» **Task to carry out**
Filter this material down to the lines that hold "Feedthrough", copying each one.

» **Records shown**
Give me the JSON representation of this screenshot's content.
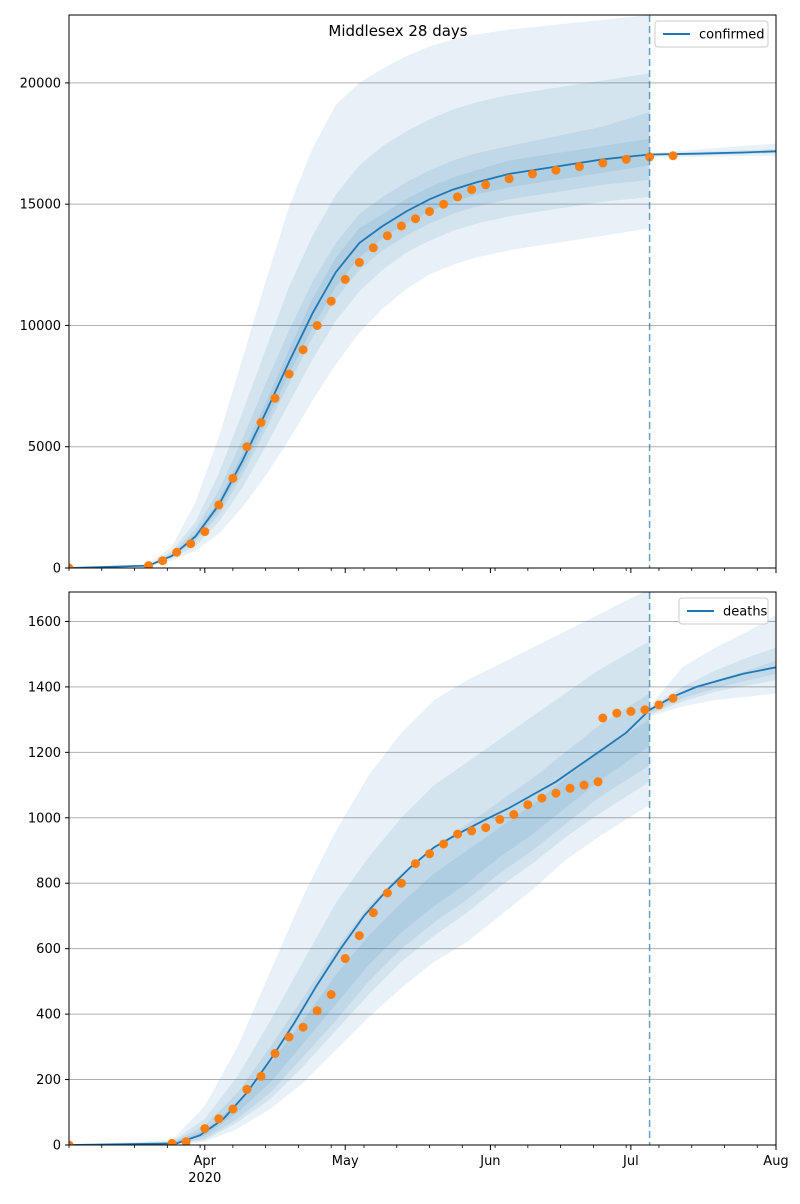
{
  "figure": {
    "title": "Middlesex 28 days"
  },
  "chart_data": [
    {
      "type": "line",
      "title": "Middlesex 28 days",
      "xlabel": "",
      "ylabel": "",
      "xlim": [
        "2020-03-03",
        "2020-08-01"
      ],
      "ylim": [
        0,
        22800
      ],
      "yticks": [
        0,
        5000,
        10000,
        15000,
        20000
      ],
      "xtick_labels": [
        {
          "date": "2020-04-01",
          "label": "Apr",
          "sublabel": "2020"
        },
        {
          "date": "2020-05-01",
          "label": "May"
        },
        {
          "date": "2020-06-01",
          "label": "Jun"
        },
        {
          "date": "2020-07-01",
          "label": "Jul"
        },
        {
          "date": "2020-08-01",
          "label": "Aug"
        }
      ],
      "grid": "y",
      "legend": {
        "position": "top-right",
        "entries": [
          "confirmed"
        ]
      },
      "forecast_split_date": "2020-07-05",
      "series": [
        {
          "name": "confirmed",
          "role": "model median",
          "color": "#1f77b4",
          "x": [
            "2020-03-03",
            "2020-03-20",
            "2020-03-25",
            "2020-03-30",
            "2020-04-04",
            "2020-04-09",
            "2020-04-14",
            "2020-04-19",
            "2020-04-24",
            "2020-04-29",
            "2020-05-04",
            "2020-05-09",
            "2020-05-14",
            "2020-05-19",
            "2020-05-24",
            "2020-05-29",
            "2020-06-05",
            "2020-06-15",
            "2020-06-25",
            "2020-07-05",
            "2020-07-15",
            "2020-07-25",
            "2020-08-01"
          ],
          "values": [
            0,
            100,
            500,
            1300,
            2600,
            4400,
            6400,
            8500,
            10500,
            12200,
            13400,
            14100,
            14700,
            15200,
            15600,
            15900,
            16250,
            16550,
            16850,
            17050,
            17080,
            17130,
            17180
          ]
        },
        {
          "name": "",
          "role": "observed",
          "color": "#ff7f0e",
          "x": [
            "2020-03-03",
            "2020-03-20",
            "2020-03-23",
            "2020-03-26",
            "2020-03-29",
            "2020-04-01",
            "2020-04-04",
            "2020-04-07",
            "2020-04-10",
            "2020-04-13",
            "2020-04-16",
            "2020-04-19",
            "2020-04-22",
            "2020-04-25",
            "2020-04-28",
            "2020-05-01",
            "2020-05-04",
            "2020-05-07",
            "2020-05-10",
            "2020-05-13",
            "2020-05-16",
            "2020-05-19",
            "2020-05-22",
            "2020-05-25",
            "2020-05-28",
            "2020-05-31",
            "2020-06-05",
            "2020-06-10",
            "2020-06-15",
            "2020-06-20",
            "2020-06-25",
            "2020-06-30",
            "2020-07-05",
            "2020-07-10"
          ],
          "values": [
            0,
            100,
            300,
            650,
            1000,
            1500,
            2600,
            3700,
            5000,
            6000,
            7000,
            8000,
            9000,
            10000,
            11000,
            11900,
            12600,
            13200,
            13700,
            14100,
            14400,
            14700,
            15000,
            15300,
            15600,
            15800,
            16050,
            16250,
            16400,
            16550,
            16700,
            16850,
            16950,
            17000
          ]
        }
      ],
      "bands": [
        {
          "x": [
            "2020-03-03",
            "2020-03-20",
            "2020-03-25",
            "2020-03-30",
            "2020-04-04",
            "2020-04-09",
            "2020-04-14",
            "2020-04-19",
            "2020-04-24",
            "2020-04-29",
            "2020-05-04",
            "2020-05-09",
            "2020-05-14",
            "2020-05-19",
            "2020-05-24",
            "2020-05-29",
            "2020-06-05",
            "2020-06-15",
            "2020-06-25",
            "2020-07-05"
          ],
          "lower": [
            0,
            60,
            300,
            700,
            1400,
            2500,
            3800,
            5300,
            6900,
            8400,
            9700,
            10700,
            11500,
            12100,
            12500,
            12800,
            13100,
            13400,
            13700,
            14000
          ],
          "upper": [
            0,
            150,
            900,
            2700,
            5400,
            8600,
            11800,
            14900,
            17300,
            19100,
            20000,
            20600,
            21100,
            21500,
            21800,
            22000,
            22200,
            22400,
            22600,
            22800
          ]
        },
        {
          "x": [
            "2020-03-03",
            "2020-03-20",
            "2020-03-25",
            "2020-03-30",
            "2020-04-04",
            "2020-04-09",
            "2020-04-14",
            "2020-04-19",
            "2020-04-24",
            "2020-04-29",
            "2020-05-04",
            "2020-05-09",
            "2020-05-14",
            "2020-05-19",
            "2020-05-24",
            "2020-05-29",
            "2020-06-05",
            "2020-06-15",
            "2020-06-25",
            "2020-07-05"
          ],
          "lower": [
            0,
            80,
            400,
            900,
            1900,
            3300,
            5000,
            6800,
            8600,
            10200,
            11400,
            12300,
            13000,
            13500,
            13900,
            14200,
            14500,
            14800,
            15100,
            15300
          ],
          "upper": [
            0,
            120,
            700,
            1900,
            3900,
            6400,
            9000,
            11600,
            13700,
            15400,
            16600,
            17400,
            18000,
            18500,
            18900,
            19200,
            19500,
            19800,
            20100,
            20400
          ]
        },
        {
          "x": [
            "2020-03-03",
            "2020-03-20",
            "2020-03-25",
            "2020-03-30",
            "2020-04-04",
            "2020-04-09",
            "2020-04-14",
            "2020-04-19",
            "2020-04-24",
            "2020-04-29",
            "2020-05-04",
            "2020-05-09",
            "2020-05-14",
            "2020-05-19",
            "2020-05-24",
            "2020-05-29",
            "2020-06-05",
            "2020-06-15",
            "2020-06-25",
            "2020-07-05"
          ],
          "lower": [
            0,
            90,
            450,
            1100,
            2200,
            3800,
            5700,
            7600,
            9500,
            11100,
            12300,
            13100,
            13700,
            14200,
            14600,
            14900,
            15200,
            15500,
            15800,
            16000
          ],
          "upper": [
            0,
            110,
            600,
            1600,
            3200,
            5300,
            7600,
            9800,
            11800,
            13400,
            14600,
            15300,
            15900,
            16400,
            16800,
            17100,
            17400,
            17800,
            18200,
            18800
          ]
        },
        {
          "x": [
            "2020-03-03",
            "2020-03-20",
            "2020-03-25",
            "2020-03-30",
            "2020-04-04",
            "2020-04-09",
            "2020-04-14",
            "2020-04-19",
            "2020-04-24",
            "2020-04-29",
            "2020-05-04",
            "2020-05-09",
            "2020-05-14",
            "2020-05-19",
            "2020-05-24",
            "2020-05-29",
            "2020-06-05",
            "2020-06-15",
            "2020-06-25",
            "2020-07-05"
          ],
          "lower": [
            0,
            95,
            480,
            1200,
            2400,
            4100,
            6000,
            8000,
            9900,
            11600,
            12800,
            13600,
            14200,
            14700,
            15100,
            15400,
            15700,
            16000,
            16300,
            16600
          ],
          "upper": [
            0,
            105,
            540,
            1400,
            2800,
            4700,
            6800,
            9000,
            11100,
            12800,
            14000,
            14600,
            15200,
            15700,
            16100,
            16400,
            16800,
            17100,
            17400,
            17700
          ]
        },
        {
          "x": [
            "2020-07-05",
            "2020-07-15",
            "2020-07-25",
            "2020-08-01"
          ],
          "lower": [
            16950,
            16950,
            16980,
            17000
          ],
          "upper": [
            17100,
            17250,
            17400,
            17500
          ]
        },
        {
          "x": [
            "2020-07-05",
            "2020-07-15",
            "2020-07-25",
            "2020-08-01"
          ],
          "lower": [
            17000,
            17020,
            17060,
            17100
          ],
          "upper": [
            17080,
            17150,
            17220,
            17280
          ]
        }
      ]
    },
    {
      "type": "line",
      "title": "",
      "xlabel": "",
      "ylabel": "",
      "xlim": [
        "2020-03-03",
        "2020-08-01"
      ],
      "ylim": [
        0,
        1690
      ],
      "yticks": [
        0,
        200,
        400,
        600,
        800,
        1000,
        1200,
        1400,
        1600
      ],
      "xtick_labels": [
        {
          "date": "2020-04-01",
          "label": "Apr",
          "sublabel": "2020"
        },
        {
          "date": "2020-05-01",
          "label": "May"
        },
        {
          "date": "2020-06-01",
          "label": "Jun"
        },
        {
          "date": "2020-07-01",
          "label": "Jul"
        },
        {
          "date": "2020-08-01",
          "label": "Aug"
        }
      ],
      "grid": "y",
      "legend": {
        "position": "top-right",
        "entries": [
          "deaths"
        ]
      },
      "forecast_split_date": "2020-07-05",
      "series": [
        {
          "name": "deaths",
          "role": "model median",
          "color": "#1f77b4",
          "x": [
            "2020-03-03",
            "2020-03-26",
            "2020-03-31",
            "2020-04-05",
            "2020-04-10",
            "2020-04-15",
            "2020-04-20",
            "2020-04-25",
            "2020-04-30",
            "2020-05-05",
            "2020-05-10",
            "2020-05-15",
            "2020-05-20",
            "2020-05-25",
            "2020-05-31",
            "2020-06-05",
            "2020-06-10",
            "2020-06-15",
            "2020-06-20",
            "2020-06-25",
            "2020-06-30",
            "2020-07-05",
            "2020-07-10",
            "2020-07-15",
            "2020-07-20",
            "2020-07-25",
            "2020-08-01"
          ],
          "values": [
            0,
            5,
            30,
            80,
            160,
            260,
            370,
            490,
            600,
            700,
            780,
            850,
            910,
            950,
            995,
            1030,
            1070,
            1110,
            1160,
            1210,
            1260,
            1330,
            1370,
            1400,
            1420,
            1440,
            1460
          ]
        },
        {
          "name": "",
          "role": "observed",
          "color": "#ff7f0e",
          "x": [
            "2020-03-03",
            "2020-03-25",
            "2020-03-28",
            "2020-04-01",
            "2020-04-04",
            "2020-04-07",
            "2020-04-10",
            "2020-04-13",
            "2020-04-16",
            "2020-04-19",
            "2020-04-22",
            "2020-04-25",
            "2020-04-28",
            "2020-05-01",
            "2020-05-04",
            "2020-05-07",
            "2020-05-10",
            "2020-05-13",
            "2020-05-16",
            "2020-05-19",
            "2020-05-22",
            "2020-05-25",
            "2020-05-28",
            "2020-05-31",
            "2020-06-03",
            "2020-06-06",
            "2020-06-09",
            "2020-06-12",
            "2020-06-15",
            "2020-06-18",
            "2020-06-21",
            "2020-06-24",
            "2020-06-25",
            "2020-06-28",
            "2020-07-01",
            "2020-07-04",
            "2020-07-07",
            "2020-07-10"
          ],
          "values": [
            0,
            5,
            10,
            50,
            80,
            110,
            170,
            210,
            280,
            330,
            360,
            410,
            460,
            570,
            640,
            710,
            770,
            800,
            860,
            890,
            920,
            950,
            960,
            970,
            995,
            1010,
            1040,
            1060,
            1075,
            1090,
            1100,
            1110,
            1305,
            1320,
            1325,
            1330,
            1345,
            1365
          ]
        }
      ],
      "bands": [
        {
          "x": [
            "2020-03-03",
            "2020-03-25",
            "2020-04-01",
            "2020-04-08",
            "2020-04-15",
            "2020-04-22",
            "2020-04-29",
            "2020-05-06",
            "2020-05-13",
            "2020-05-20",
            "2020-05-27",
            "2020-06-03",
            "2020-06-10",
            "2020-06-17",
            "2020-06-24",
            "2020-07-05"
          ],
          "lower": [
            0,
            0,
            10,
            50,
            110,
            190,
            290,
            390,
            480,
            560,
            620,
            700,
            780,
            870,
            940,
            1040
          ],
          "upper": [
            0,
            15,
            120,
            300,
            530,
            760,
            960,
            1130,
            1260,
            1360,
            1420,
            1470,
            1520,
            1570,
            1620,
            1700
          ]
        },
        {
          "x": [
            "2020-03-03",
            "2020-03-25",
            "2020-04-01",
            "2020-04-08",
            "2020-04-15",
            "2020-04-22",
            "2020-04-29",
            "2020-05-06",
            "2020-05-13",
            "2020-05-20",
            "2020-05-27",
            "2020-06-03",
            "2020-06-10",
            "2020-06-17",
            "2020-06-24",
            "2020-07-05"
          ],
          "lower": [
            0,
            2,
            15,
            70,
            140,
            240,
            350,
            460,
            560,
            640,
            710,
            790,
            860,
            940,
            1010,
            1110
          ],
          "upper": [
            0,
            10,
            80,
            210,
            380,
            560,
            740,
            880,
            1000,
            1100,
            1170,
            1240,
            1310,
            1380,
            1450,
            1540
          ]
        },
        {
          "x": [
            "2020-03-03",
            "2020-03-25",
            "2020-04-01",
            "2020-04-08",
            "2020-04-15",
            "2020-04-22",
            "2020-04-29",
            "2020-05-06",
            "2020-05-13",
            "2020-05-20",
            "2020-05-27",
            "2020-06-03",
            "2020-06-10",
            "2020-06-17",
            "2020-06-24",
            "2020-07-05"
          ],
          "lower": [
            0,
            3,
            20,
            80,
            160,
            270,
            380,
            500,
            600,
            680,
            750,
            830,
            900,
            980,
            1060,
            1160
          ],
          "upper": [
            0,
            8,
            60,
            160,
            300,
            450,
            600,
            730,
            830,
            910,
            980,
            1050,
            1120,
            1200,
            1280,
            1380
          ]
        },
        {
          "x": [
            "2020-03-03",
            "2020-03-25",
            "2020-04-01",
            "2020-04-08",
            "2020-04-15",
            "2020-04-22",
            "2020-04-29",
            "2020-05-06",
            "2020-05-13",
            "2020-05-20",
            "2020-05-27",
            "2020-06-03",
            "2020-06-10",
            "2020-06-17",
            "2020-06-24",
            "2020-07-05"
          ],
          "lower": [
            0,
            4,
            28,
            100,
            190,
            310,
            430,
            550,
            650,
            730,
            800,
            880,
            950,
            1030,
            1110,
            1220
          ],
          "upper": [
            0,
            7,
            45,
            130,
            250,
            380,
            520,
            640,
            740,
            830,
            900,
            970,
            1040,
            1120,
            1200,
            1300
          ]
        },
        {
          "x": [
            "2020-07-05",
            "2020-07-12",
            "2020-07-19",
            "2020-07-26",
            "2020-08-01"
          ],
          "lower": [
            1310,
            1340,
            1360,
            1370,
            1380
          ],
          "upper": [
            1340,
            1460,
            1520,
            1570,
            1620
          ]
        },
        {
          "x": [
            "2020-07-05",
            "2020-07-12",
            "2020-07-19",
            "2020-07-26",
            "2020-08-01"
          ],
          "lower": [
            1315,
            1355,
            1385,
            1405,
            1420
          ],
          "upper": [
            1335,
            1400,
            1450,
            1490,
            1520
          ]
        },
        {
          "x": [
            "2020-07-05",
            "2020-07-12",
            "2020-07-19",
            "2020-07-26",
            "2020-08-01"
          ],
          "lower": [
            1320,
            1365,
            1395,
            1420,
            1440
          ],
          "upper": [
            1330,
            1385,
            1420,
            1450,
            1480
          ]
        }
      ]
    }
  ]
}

...

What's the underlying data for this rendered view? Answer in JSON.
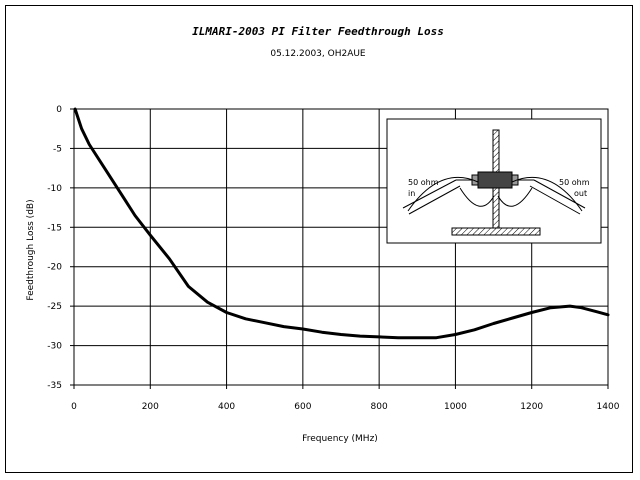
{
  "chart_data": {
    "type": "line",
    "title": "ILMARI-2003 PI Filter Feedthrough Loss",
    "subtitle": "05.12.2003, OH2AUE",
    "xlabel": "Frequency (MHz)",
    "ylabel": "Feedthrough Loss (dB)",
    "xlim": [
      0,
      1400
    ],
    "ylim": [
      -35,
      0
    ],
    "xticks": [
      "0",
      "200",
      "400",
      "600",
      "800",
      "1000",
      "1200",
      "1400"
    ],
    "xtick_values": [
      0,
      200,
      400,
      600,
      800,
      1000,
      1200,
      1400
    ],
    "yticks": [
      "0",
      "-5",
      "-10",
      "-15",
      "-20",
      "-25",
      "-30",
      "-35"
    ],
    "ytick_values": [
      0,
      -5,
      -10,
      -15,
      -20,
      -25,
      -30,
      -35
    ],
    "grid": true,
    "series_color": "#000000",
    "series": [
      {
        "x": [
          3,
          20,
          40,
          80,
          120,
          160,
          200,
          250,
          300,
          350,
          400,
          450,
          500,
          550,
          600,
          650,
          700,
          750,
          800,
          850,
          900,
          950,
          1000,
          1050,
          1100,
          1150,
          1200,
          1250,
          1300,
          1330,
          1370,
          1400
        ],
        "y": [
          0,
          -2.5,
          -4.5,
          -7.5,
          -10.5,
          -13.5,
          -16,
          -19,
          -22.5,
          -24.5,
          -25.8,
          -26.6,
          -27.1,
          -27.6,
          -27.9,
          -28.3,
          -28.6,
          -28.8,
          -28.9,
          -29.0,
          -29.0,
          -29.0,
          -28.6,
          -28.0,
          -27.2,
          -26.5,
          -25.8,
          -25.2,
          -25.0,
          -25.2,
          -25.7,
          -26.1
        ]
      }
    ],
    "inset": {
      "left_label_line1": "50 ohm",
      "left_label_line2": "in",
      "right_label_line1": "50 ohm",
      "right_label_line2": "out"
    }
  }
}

» **Reply**
    "title": "ILMARI-2003 PI Filter Feedthrough Loss",
    "ylabel": "Feedthrough Loss (dB)",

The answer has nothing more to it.